**WRITTEN TASK:** Omit the pictures and output every entry below exactly as written.
***** MATERIAL PROVIDED *****
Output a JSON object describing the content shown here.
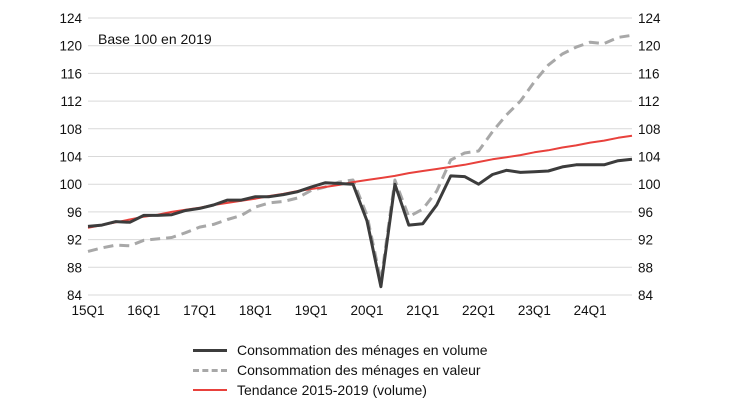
{
  "chart_data": {
    "type": "line",
    "annotation": "Base 100 en 2019",
    "ylim": [
      84,
      124
    ],
    "yticks": [
      84,
      88,
      92,
      96,
      100,
      104,
      108,
      112,
      116,
      120,
      124
    ],
    "x_tick_labels": [
      "15Q1",
      "16Q1",
      "17Q1",
      "18Q1",
      "19Q1",
      "20Q1",
      "21Q1",
      "22Q1",
      "23Q1",
      "24Q1"
    ],
    "x": [
      "15Q1",
      "15Q2",
      "15Q3",
      "15Q4",
      "16Q1",
      "16Q2",
      "16Q3",
      "16Q4",
      "17Q1",
      "17Q2",
      "17Q3",
      "17Q4",
      "18Q1",
      "18Q2",
      "18Q3",
      "18Q4",
      "19Q1",
      "19Q2",
      "19Q3",
      "19Q4",
      "20Q1",
      "20Q2",
      "20Q3",
      "20Q4",
      "21Q1",
      "21Q2",
      "21Q3",
      "21Q4",
      "22Q1",
      "22Q2",
      "22Q3",
      "22Q4",
      "23Q1",
      "23Q2",
      "23Q3",
      "23Q4",
      "24Q1",
      "24Q2",
      "24Q3",
      "24Q4"
    ],
    "grid": true,
    "legend_position": "bottom",
    "series": [
      {
        "name": "Consommation des ménages en volume",
        "color": "#3c3c3c",
        "style": "solid",
        "values": [
          93.9,
          94.1,
          94.6,
          94.5,
          95.5,
          95.5,
          95.6,
          96.2,
          96.5,
          97.0,
          97.7,
          97.7,
          98.2,
          98.2,
          98.5,
          98.9,
          99.6,
          100.2,
          100.1,
          100.0,
          94.7,
          85.2,
          100.0,
          94.1,
          94.3,
          97.0,
          101.2,
          101.1,
          100.0,
          101.4,
          102.0,
          101.7,
          101.8,
          101.9,
          102.5,
          102.8,
          102.8,
          102.8,
          103.4,
          103.6
        ]
      },
      {
        "name": "Consommation des ménages en valeur",
        "color": "#a8a8a8",
        "style": "dashed",
        "values": [
          90.3,
          90.8,
          91.2,
          91.1,
          91.9,
          92.1,
          92.3,
          93.0,
          93.8,
          94.2,
          94.9,
          95.5,
          96.7,
          97.3,
          97.5,
          98.0,
          99.1,
          99.6,
          100.3,
          100.6,
          95.5,
          86.0,
          100.6,
          95.3,
          96.4,
          99.0,
          103.5,
          104.5,
          104.8,
          107.6,
          110.0,
          112.0,
          114.8,
          117.2,
          118.8,
          119.8,
          120.5,
          120.3,
          121.2,
          121.5
        ]
      },
      {
        "name": "Tendance 2015-2019 (volume)",
        "color": "#e8413c",
        "style": "solid",
        "values": [
          93.7,
          94.1,
          94.5,
          94.9,
          95.3,
          95.6,
          96.0,
          96.3,
          96.6,
          97.0,
          97.3,
          97.6,
          97.9,
          98.3,
          98.6,
          99.0,
          99.3,
          99.6,
          99.9,
          100.3,
          100.6,
          100.9,
          101.2,
          101.6,
          101.9,
          102.2,
          102.5,
          102.8,
          103.2,
          103.6,
          103.9,
          104.2,
          104.6,
          104.9,
          105.3,
          105.6,
          106.0,
          106.3,
          106.7,
          107.0
        ]
      }
    ]
  }
}
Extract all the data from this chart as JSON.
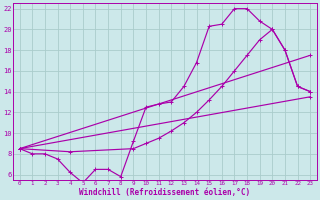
{
  "bg_color": "#cce8ea",
  "line_color": "#aa00aa",
  "grid_color": "#aacccc",
  "xlabel": "Windchill (Refroidissement éolien,°C)",
  "ylim": [
    5.5,
    22.5
  ],
  "xlim": [
    -0.5,
    23.5
  ],
  "yticks": [
    6,
    8,
    10,
    12,
    14,
    16,
    18,
    20,
    22
  ],
  "xticks": [
    0,
    1,
    2,
    3,
    4,
    5,
    6,
    7,
    8,
    9,
    10,
    11,
    12,
    13,
    14,
    15,
    16,
    17,
    18,
    19,
    20,
    21,
    22,
    23
  ],
  "line1_x": [
    0,
    1,
    2,
    3,
    4,
    5,
    6,
    7,
    8,
    9,
    10,
    11,
    12,
    13,
    14,
    15,
    16,
    17,
    18,
    19,
    20,
    21,
    22,
    23
  ],
  "line1_y": [
    8.5,
    8.0,
    8.0,
    7.5,
    6.2,
    5.2,
    6.5,
    6.5,
    5.8,
    9.2,
    12.5,
    12.8,
    13.0,
    14.5,
    16.8,
    20.3,
    20.5,
    22.0,
    22.0,
    20.8,
    20.0,
    18.0,
    14.5,
    14.0
  ],
  "line2_x": [
    0,
    23
  ],
  "line2_y": [
    8.5,
    13.5
  ],
  "line3_x": [
    0,
    4,
    9,
    10,
    11,
    12,
    13,
    14,
    15,
    16,
    17,
    18,
    19,
    20,
    21,
    22,
    23
  ],
  "line3_y": [
    8.5,
    8.2,
    8.5,
    9.0,
    9.5,
    10.2,
    11.0,
    12.0,
    13.2,
    14.5,
    16.0,
    17.5,
    19.0,
    20.0,
    18.0,
    14.5,
    14.0
  ],
  "line4_x": [
    0,
    23
  ],
  "line4_y": [
    8.5,
    17.5
  ]
}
*****
**RESULT BELOW:**
Output a JSON object describing the content shown here.
{
  "chart_data": {
    "type": "line",
    "annotation": "Base 100 en 2019",
    "ylim": [
      84,
      124
    ],
    "yticks": [
      84,
      88,
      92,
      96,
      100,
      104,
      108,
      112,
      116,
      120,
      124
    ],
    "x_tick_labels": [
      "15Q1",
      "16Q1",
      "17Q1",
      "18Q1",
      "19Q1",
      "20Q1",
      "21Q1",
      "22Q1",
      "23Q1",
      "24Q1"
    ],
    "x": [
      "15Q1",
      "15Q2",
      "15Q3",
      "15Q4",
      "16Q1",
      "16Q2",
      "16Q3",
      "16Q4",
      "17Q1",
      "17Q2",
      "17Q3",
      "17Q4",
      "18Q1",
      "18Q2",
      "18Q3",
      "18Q4",
      "19Q1",
      "19Q2",
      "19Q3",
      "19Q4",
      "20Q1",
      "20Q2",
      "20Q3",
      "20Q4",
      "21Q1",
      "21Q2",
      "21Q3",
      "21Q4",
      "22Q1",
      "22Q2",
      "22Q3",
      "22Q4",
      "23Q1",
      "23Q2",
      "23Q3",
      "23Q4",
      "24Q1",
      "24Q2",
      "24Q3",
      "24Q4"
    ],
    "grid": true,
    "legend_position": "bottom",
    "series": [
      {
        "name": "Consommation des ménages en volume",
        "color": "#3c3c3c",
        "style": "solid",
        "values": [
          93.9,
          94.1,
          94.6,
          94.5,
          95.5,
          95.5,
          95.6,
          96.2,
          96.5,
          97.0,
          97.7,
          97.7,
          98.2,
          98.2,
          98.5,
          98.9,
          99.6,
          100.2,
          100.1,
          100.0,
          94.7,
          85.2,
          100.0,
          94.1,
          94.3,
          97.0,
          101.2,
          101.1,
          100.0,
          101.4,
          102.0,
          101.7,
          101.8,
          101.9,
          102.5,
          102.8,
          102.8,
          102.8,
          103.4,
          103.6
        ]
      },
      {
        "name": "Consommation des ménages en valeur",
        "color": "#a8a8a8",
        "style": "dashed",
        "values": [
          90.3,
          90.8,
          91.2,
          91.1,
          91.9,
          92.1,
          92.3,
          93.0,
          93.8,
          94.2,
          94.9,
          95.5,
          96.7,
          97.3,
          97.5,
          98.0,
          99.1,
          99.6,
          100.3,
          100.6,
          95.5,
          86.0,
          100.6,
          95.3,
          96.4,
          99.0,
          103.5,
          104.5,
          104.8,
          107.6,
          110.0,
          112.0,
          114.8,
          117.2,
          118.8,
          119.8,
          120.5,
          120.3,
          121.2,
          121.5
        ]
      },
      {
        "name": "Tendance 2015-2019 (volume)",
        "color": "#e8413c",
        "style": "solid",
        "values": [
          93.7,
          94.1,
          94.5,
          94.9,
          95.3,
          95.6,
          96.0,
          96.3,
          96.6,
          97.0,
          97.3,
          97.6,
          97.9,
          98.3,
          98.6,
          99.0,
          99.3,
          99.6,
          99.9,
          100.3,
          100.6,
          100.9,
          101.2,
          101.6,
          101.9,
          102.2,
          102.5,
          102.8,
          103.2,
          103.6,
          103.9,
          104.2,
          104.6,
          104.9,
          105.3,
          105.6,
          106.0,
          106.3,
          106.7,
          107.0
        ]
      }
    ]
  }
}
Extract all the data from this chart as JSON.
{
  "bg_color": "#cce8ea",
  "line_color": "#aa00aa",
  "grid_color": "#aacccc",
  "xlabel": "Windchill (Refroidissement éolien,°C)",
  "ylim": [
    5.5,
    22.5
  ],
  "xlim": [
    -0.5,
    23.5
  ],
  "yticks": [
    6,
    8,
    10,
    12,
    14,
    16,
    18,
    20,
    22
  ],
  "xticks": [
    0,
    1,
    2,
    3,
    4,
    5,
    6,
    7,
    8,
    9,
    10,
    11,
    12,
    13,
    14,
    15,
    16,
    17,
    18,
    19,
    20,
    21,
    22,
    23
  ],
  "line1_x": [
    0,
    1,
    2,
    3,
    4,
    5,
    6,
    7,
    8,
    9,
    10,
    11,
    12,
    13,
    14,
    15,
    16,
    17,
    18,
    19,
    20,
    21,
    22,
    23
  ],
  "line1_y": [
    8.5,
    8.0,
    8.0,
    7.5,
    6.2,
    5.2,
    6.5,
    6.5,
    5.8,
    9.2,
    12.5,
    12.8,
    13.0,
    14.5,
    16.8,
    20.3,
    20.5,
    22.0,
    22.0,
    20.8,
    20.0,
    18.0,
    14.5,
    14.0
  ],
  "line2_x": [
    0,
    23
  ],
  "line2_y": [
    8.5,
    13.5
  ],
  "line3_x": [
    0,
    4,
    9,
    10,
    11,
    12,
    13,
    14,
    15,
    16,
    17,
    18,
    19,
    20,
    21,
    22,
    23
  ],
  "line3_y": [
    8.5,
    8.2,
    8.5,
    9.0,
    9.5,
    10.2,
    11.0,
    12.0,
    13.2,
    14.5,
    16.0,
    17.5,
    19.0,
    20.0,
    18.0,
    14.5,
    14.0
  ],
  "line4_x": [
    0,
    23
  ],
  "line4_y": [
    8.5,
    17.5
  ]
}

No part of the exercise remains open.